### What the task asks:
Write out all the entries word for word and omit any pictures.

[start of Records provided]

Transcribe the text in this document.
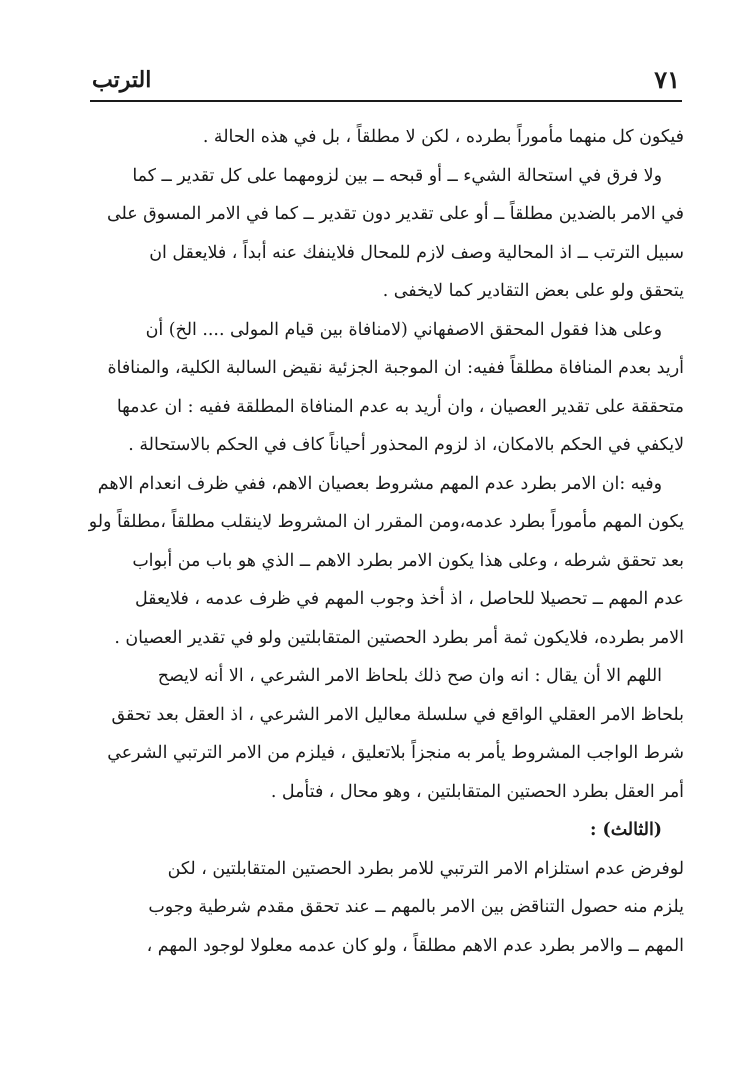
٧١
الترتب
فيكون كل منهما مأموراً بطرده ، لكن لا مطلقاً ، بل في هذه الحالة .
ولا فرق في استحالة الشيء ــ أو قبحه ــ بين لزومهما على كل تقدير ــ كما
في الامر بالضدين مطلقاً ــ أو على تقدير دون تقدير ــ كما في الامر المسوق على
سبيل الترتب ــ اذ المحالية وصف لازم للمحال فلاينفك عنه أبداً ، فلايعقل ان
يتحقق ولو على بعض التقادير كما لايخفى .
وعلى هذا فقول المحقق الاصفهاني (لامنافاة بين قيام المولى .... الخ) أن
أريد بعدم المنافاة مطلقاً ففيه: ان الموجبة الجزئية نقيض السالبة الكلية، والمنافاة
متحققة على تقدير العصيان ، وان أريد به عدم المنافاة المطلقة ففيه : ان عدمها
لايكفي في الحكم بالامكان، اذ لزوم المحذور أحياناً كاف في الحكم بالاستحالة .
وفيه :ان الامر بطرد عدم المهم مشروط بعصيان الاهم، ففي ظرف انعدام الاهم
يكون المهم مأموراً بطرد عدمه،ومن المقرر ان المشروط لاينقلب مطلقاً ،مطلقاً ولو
بعد تحقق شرطه ، وعلى هذا يكون الامر بطرد الاهم ــ الذي هو باب من أبواب
عدم المهم ــ تحصيلا للحاصل ، اذ أخذ وجوب المهم في ظرف عدمه ، فلايعقل
الامر بطرده، فلايكون ثمة أمر بطرد الحصتين المتقابلتين ولو في تقدير العصيان .
اللهم الا أن يقال : انه وان صح ذلك بلحاظ الامر الشرعي ، الا أنه لايصح
بلحاظ الامر العقلي الواقع في سلسلة معاليل الامر الشرعي ، اذ العقل بعد تحقق
شرط الواجب المشروط يأمر به منجزاً بلاتعليق ، فيلزم من الامر الترتبي الشرعي
أمر العقل بطرد الحصتين المتقابلتين ، وهو محال ، فتأمل .
(الثالث) :
لوفرض عدم استلزام الامر الترتبي للامر بطرد الحصتين المتقابلتين ، لكن
يلزم منه حصول التناقض بين الامر بالمهم ــ عند تحقق مقدم شرطية وجوب
المهم ــ والامر بطرد عدم الاهم مطلقاً ، ولو كان عدمه معلولا لوجود المهم ،
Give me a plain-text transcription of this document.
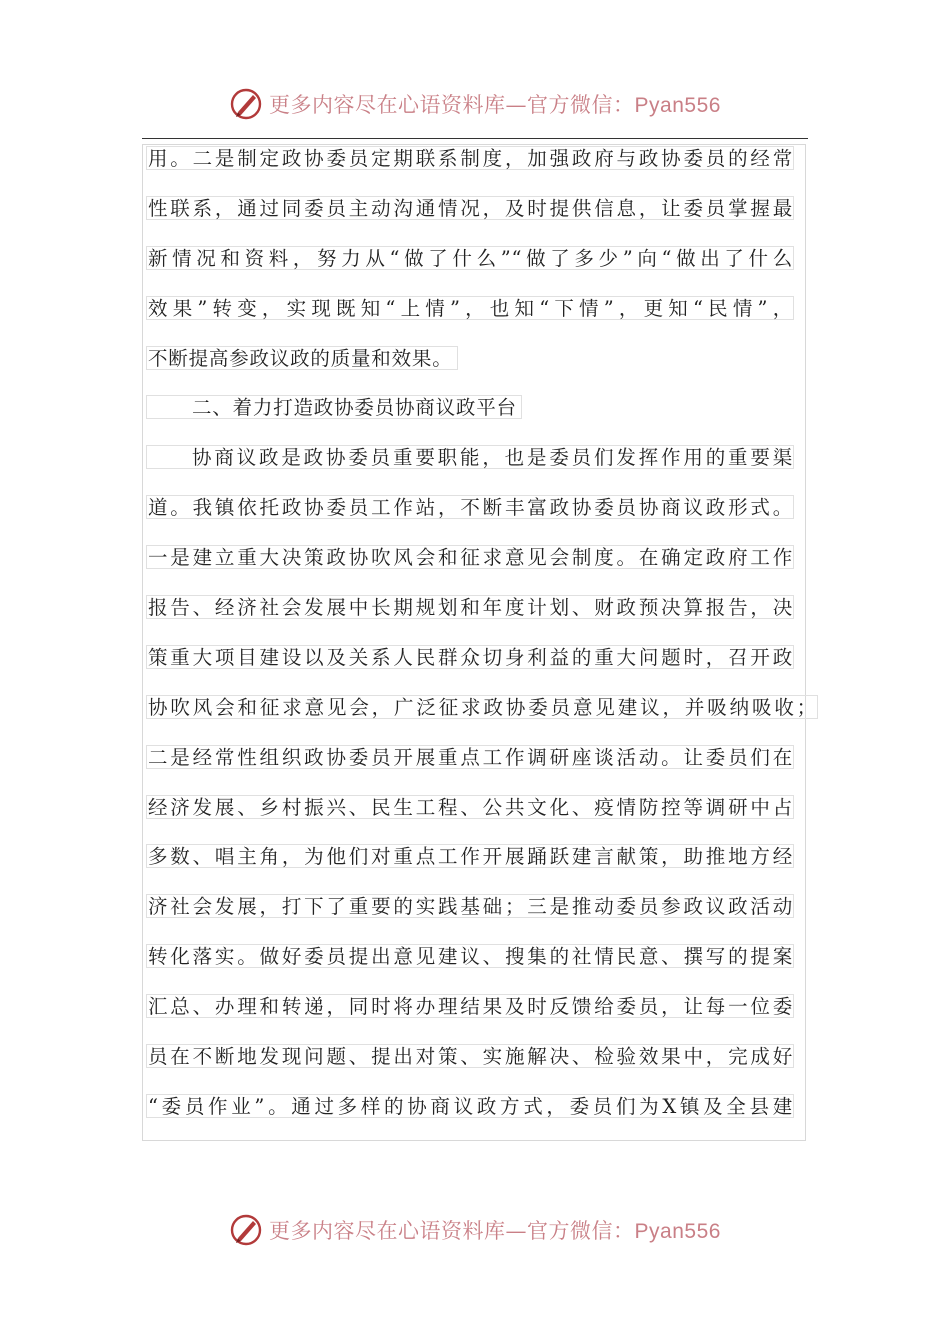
更多内容尽在心语资料库—官方微信：Pyan556
用。二是制定政协委员定期联系制度，加强政府与政协委员的经常
性联系，通过同委员主动沟通情况，及时提供信息，让委员掌握最
新情况和资料，努力从“做了什么”“做了多少”向“做出了什么
效果”转变，实现既知“上情”，也知“下情”，更知“民情”，
不断提高参政议政的质量和效果。
二、着力打造政协委员协商议政平台
协商议政是政协委员重要职能，也是委员们发挥作用的重要渠
道。我镇依托政协委员工作站，不断丰富政协委员协商议政形式。
一是建立重大决策政协吹风会和征求意见会制度。在确定政府工作
报告、经济社会发展中长期规划和年度计划、财政预决算报告，决
策重大项目建设以及关系人民群众切身利益的重大问题时，召开政
协吹风会和征求意见会，广泛征求政协委员意见建议，并吸纳吸收；
二是经常性组织政协委员开展重点工作调研座谈活动。让委员们在
经济发展、乡村振兴、民生工程、公共文化、疫情防控等调研中占
多数、唱主角，为他们对重点工作开展踊跃建言献策，助推地方经
济社会发展，打下了重要的实践基础；三是推动委员参政议政活动
转化落实。做好委员提出意见建议、搜集的社情民意、撰写的提案
汇总、办理和转递，同时将办理结果及时反馈给委员，让每一位委
员在不断地发现问题、提出对策、实施解决、检验效果中，完成好
“委员作业”。通过多样的协商议政方式，委员们为X镇及全县建
更多内容尽在心语资料库—官方微信：Pyan556
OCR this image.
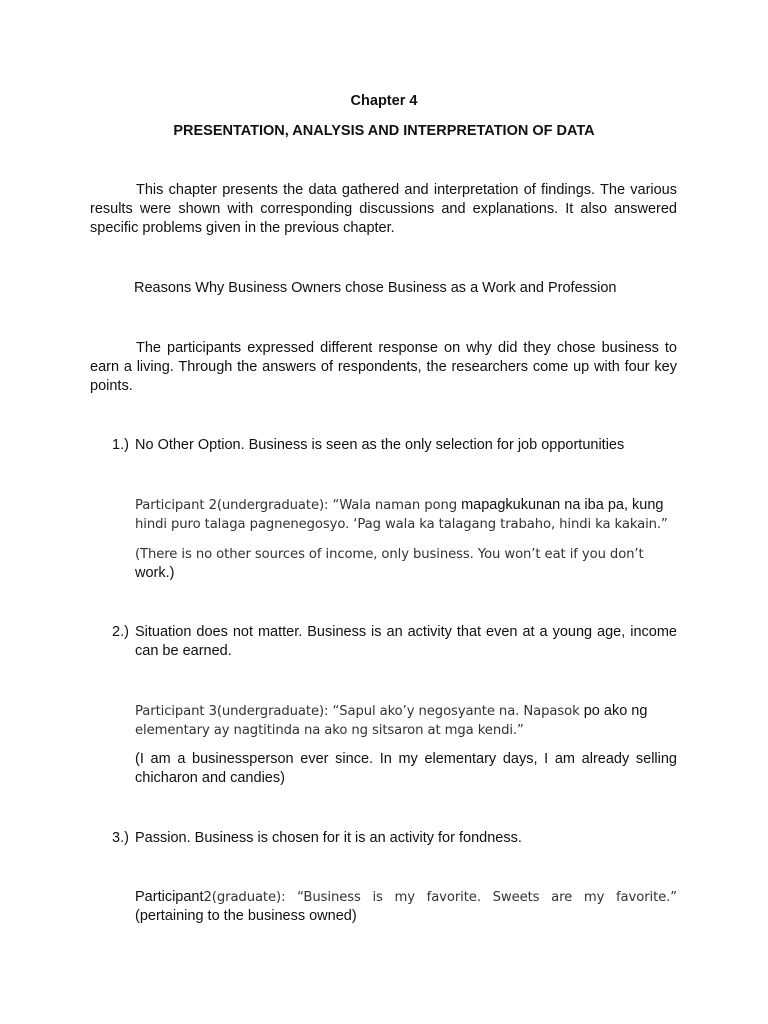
Chapter 4
PRESENTATION, ANALYSIS AND INTERPRETATION OF DATA
This chapter presents the data gathered and interpretation of findings. The various results were shown with corresponding discussions and explanations. It also answered specific problems given in the previous chapter.
Reasons Why Business Owners chose Business as a Work and Profession
The participants expressed different response on why did they chose business to earn a living. Through the answers of respondents, the researchers come up with four key points.
1.) No Other Option. Business is seen as the only selection for job opportunities
Participant 2(undergraduate): “Wala naman pong mapagkukunan na iba pa, kung
hindi puro talaga pagnenegosyo. ‘Pag wala ka talagang trabaho, hindi ka kakain.”
(There is no other sources of income, only business. You won’t eat if you don’t
work.)
2.) Situation does not matter. Business is an activity that even at a young age, income can be earned.
Participant 3(undergraduate): “Sapul ako’y negosyante na. Napasok po ako ng
elementary ay nagtitinda na ako ng sitsaron at mga kendi.”
(I am a businessperson ever since. In my elementary days, I am already selling chicharon and candies)
3.) Passion. Business is chosen for it is an activity for fondness.
Participant 2(graduate): “Business is my favorite. Sweets are my favorite.”
(pertaining to the business owned)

[end of Records provided]

### Final answer:
Transcribe the text in this document.
٧١
الترتب
فيكون كل منهما مأموراً بطرده ، لكن لا مطلقاً ، بل في هذه الحالة .
ولا فرق في استحالة الشيء ــ أو قبحه ــ بين لزومهما على كل تقدير ــ كما
في الامر بالضدين مطلقاً ــ أو على تقدير دون تقدير ــ كما في الامر المسوق على
سبيل الترتب ــ اذ المحالية وصف لازم للمحال فلاينفك عنه أبداً ، فلايعقل ان
يتحقق ولو على بعض التقادير كما لايخفى .
وعلى هذا فقول المحقق الاصفهاني (لامنافاة بين قيام المولى .... الخ) أن
أريد بعدم المنافاة مطلقاً ففيه: ان الموجبة الجزئية نقيض السالبة الكلية، والمنافاة
متحققة على تقدير العصيان ، وان أريد به عدم المنافاة المطلقة ففيه : ان عدمها
لايكفي في الحكم بالامكان، اذ لزوم المحذور أحياناً كاف في الحكم بالاستحالة .
وفيه :ان الامر بطرد عدم المهم مشروط بعصيان الاهم، ففي ظرف انعدام الاهم
يكون المهم مأموراً بطرد عدمه،ومن المقرر ان المشروط لاينقلب مطلقاً ،مطلقاً ولو
بعد تحقق شرطه ، وعلى هذا يكون الامر بطرد الاهم ــ الذي هو باب من أبواب
عدم المهم ــ تحصيلا للحاصل ، اذ أخذ وجوب المهم في ظرف عدمه ، فلايعقل
الامر بطرده، فلايكون ثمة أمر بطرد الحصتين المتقابلتين ولو في تقدير العصيان .
اللهم الا أن يقال : انه وان صح ذلك بلحاظ الامر الشرعي ، الا أنه لايصح
بلحاظ الامر العقلي الواقع في سلسلة معاليل الامر الشرعي ، اذ العقل بعد تحقق
شرط الواجب المشروط يأمر به منجزاً بلاتعليق ، فيلزم من الامر الترتبي الشرعي
أمر العقل بطرد الحصتين المتقابلتين ، وهو محال ، فتأمل .
(الثالث) :
لوفرض عدم استلزام الامر الترتبي للامر بطرد الحصتين المتقابلتين ، لكن
يلزم منه حصول التناقض بين الامر بالمهم ــ عند تحقق مقدم شرطية وجوب
المهم ــ والامر بطرد عدم الاهم مطلقاً ، ولو كان عدمه معلولا لوجود المهم ،
Give me a plain-text transcription of this document.
更多内容尽在心语资料库—官方微信：Pyan556
用。二是制定政协委员定期联系制度，加强政府与政协委员的经常
性联系，通过同委员主动沟通情况，及时提供信息，让委员掌握最
新情况和资料，努力从“做了什么”“做了多少”向“做出了什么
效果”转变，实现既知“上情”，也知“下情”，更知“民情”，
不断提高参政议政的质量和效果。
二、着力打造政协委员协商议政平台
协商议政是政协委员重要职能，也是委员们发挥作用的重要渠
道。我镇依托政协委员工作站，不断丰富政协委员协商议政形式。
一是建立重大决策政协吹风会和征求意见会制度。在确定政府工作
报告、经济社会发展中长期规划和年度计划、财政预决算报告，决
策重大项目建设以及关系人民群众切身利益的重大问题时，召开政
协吹风会和征求意见会，广泛征求政协委员意见建议，并吸纳吸收；
二是经常性组织政协委员开展重点工作调研座谈活动。让委员们在
经济发展、乡村振兴、民生工程、公共文化、疫情防控等调研中占
多数、唱主角，为他们对重点工作开展踊跃建言献策，助推地方经
济社会发展，打下了重要的实践基础；三是推动委员参政议政活动
转化落实。做好委员提出意见建议、搜集的社情民意、撰写的提案
汇总、办理和转递，同时将办理结果及时反馈给委员，让每一位委
员在不断地发现问题、提出对策、实施解决、检验效果中，完成好
“委员作业”。通过多样的协商议政方式，委员们为X镇及全县建
更多内容尽在心语资料库—官方微信：Pyan556
OCR this image.
Chapter 4
PRESENTATION, ANALYSIS AND INTERPRETATION OF DATA
This chapter presents the data gathered and interpretation of findings. The various results were shown with corresponding discussions and explanations. It also answered specific problems given in the previous chapter.
Reasons Why Business Owners chose Business as a Work and Profession
The participants expressed different response on why did they chose business to earn a living. Through the answers of respondents, the researchers come up with four key points.
1.) No Other Option. Business is seen as the only selection for job opportunities
Participant 2(undergraduate): “Wala naman pong mapagkukunan na iba pa, kung
hindi puro talaga pagnenegosyo. ‘Pag wala ka talagang trabaho, hindi ka kakain.”
(There is no other sources of income, only business. You won’t eat if you don’t
work.)
2.) Situation does not matter. Business is an activity that even at a young age, income can be earned.
Participant 3(undergraduate): “Sapul ako’y negosyante na. Napasok po ako ng
elementary ay nagtitinda na ako ng sitsaron at mga kendi.”
(I am a businessperson ever since. In my elementary days, I am already selling chicharon and candies)
3.) Passion. Business is chosen for it is an activity for fondness.
Participant 2(graduate): “Business is my favorite. Sweets are my favorite.”
(pertaining to the business owned)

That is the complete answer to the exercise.